▶ Exercise materials
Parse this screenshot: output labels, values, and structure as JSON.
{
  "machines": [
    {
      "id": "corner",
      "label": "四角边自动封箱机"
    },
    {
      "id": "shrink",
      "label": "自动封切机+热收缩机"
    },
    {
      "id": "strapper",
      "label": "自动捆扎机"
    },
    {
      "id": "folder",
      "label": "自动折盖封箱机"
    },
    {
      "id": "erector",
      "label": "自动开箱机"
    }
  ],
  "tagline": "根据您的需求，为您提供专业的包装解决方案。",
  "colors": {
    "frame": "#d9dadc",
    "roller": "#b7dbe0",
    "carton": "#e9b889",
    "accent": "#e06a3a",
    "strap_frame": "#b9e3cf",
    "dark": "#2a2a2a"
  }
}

▶ What the exercise asks
Quote the whole listing above, leaving nothing out.

▶ Full answer
Parse this screenshot: output labels, values, and structure as JSON.
{
  "machines": [
    {
      "id": "corner",
      "label": "四角边自动封箱机"
    },
    {
      "id": "shrink",
      "label": "自动封切机+热收缩机"
    },
    {
      "id": "strapper",
      "label": "自动捆扎机"
    },
    {
      "id": "folder",
      "label": "自动折盖封箱机"
    },
    {
      "id": "erector",
      "label": "自动开箱机"
    }
  ],
  "tagline": "根据您的需求，为您提供专业的包装解决方案。",
  "colors": {
    "frame": "#d9dadc",
    "roller": "#b7dbe0",
    "carton": "#e9b889",
    "accent": "#e06a3a",
    "strap_frame": "#b9e3cf",
    "dark": "#2a2a2a"
  }
}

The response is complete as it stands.